Repeat each entry in full, exactly.

----------

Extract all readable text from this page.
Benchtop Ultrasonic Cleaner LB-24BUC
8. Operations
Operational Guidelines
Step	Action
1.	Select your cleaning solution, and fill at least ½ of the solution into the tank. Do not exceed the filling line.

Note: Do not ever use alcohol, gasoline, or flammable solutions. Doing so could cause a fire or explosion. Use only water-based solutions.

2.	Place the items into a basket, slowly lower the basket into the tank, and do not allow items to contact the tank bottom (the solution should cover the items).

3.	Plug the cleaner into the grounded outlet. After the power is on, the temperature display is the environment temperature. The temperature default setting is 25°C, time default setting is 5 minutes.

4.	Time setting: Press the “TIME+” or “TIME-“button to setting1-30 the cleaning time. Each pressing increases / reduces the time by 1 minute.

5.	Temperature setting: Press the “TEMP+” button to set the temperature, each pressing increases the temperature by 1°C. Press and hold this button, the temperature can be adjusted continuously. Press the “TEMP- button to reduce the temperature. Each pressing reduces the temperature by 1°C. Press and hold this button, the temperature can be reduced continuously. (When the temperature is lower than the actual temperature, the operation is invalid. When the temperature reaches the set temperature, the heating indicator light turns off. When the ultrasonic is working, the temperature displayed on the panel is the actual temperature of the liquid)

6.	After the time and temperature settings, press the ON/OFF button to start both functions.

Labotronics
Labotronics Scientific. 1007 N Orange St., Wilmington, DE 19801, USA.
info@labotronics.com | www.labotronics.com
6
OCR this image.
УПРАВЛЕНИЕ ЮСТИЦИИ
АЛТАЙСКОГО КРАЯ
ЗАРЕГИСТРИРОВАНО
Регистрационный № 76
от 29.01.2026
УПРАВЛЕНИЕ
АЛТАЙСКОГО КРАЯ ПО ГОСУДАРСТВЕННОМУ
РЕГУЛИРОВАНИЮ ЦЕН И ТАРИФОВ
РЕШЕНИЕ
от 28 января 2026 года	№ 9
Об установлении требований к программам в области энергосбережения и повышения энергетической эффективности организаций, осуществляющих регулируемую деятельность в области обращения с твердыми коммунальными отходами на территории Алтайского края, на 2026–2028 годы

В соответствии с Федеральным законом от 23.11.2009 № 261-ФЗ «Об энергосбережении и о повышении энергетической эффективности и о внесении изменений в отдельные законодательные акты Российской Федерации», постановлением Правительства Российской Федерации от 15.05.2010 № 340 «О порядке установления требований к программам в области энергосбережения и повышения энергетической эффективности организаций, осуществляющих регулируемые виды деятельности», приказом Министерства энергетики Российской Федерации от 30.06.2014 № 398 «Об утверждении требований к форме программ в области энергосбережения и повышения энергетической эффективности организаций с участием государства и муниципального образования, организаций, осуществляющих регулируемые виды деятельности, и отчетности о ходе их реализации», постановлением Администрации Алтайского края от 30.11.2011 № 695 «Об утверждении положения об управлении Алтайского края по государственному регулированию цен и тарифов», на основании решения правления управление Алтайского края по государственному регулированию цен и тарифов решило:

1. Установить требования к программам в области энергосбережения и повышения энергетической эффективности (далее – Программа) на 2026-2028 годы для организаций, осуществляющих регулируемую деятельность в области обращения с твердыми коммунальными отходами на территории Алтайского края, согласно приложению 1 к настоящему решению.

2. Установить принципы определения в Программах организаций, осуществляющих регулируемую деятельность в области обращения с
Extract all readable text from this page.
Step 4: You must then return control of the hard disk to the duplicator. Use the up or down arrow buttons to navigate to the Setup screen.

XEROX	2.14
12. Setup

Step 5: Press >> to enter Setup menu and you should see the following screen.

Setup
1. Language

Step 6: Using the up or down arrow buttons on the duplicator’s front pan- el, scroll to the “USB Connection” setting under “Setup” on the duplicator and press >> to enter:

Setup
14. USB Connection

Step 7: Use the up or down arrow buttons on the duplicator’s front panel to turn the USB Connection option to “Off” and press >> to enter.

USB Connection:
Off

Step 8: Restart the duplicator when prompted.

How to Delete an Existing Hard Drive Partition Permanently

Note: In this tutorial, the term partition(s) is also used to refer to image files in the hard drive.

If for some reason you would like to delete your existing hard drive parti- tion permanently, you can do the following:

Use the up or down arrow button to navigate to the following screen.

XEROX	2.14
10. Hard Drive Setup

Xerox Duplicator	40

----------

Written response →
Extract all readable text from this page.
Benchtop Ultrasonic Cleaner LB-24BUC
8. Operations
Operational Guidelines
Step	Action
1.	Select your cleaning solution, and fill at least ½ of the solution into the tank. Do not exceed the filling line.

Note: Do not ever use alcohol, gasoline, or flammable solutions. Doing so could cause a fire or explosion. Use only water-based solutions.

2.	Place the items into a basket, slowly lower the basket into the tank, and do not allow items to contact the tank bottom (the solution should cover the items).

3.	Plug the cleaner into the grounded outlet. After the power is on, the temperature display is the environment temperature. The temperature default setting is 25°C, time default setting is 5 minutes.

4.	Time setting: Press the “TIME+” or “TIME-“button to setting1-30 the cleaning time. Each pressing increases / reduces the time by 1 minute.

5.	Temperature setting: Press the “TEMP+” button to set the temperature, each pressing increases the temperature by 1°C. Press and hold this button, the temperature can be adjusted continuously. Press the “TEMP- button to reduce the temperature. Each pressing reduces the temperature by 1°C. Press and hold this button, the temperature can be reduced continuously. (When the temperature is lower than the actual temperature, the operation is invalid. When the temperature reaches the set temperature, the heating indicator light turns off. When the ultrasonic is working, the temperature displayed on the panel is the actual temperature of the liquid)

6.	After the time and temperature settings, press the ON/OFF button to start both functions.

Labotronics
Labotronics Scientific. 1007 N Orange St., Wilmington, DE 19801, USA.
info@labotronics.com | www.labotronics.com
6
OCR this image.
УПРАВЛЕНИЕ ЮСТИЦИИ
АЛТАЙСКОГО КРАЯ
ЗАРЕГИСТРИРОВАНО
Регистрационный № 76
от 29.01.2026
УПРАВЛЕНИЕ
АЛТАЙСКОГО КРАЯ ПО ГОСУДАРСТВЕННОМУ
РЕГУЛИРОВАНИЮ ЦЕН И ТАРИФОВ
РЕШЕНИЕ
от 28 января 2026 года	№ 9
Об установлении требований к программам в области энергосбережения и повышения энергетической эффективности организаций, осуществляющих регулируемую деятельность в области обращения с твердыми коммунальными отходами на территории Алтайского края, на 2026–2028 годы

В соответствии с Федеральным законом от 23.11.2009 № 261-ФЗ «Об энергосбережении и о повышении энергетической эффективности и о внесении изменений в отдельные законодательные акты Российской Федерации», постановлением Правительства Российской Федерации от 15.05.2010 № 340 «О порядке установления требований к программам в области энергосбережения и повышения энергетической эффективности организаций, осуществляющих регулируемые виды деятельности», приказом Министерства энергетики Российской Федерации от 30.06.2014 № 398 «Об утверждении требований к форме программ в области энергосбережения и повышения энергетической эффективности организаций с участием государства и муниципального образования, организаций, осуществляющих регулируемые виды деятельности, и отчетности о ходе их реализации», постановлением Администрации Алтайского края от 30.11.2011 № 695 «Об утверждении положения об управлении Алтайского края по государственному регулированию цен и тарифов», на основании решения правления управление Алтайского края по государственному регулированию цен и тарифов решило:

1. Установить требования к программам в области энергосбережения и повышения энергетической эффективности (далее – Программа) на 2026-2028 годы для организаций, осуществляющих регулируемую деятельность в области обращения с твердыми коммунальными отходами на территории Алтайского края, согласно приложению 1 к настоящему решению.

2. Установить принципы определения в Программах организаций, осуществляющих регулируемую деятельность в области обращения с
Extract all readable text from this page.
Step 4: You must then return control of the hard disk to the duplicator. Use the up or down arrow buttons to navigate to the Setup screen.

XEROX	2.14
12. Setup

Step 5: Press >> to enter Setup menu and you should see the following screen.

Setup
1. Language

Step 6: Using the up or down arrow buttons on the duplicator’s front pan- el, scroll to the “USB Connection” setting under “Setup” on the duplicator and press >> to enter:

Setup
14. USB Connection

Step 7: Use the up or down arrow buttons on the duplicator’s front panel to turn the USB Connection option to “Off” and press >> to enter.

USB Connection:
Off

Step 8: Restart the duplicator when prompted.

How to Delete an Existing Hard Drive Partition Permanently

Note: In this tutorial, the term partition(s) is also used to refer to image files in the hard drive.

If for some reason you would like to delete your existing hard drive parti- tion permanently, you can do the following:

Use the up or down arrow button to navigate to the following screen.

XEROX	2.14
10. Hard Drive Setup

Xerox Duplicator	40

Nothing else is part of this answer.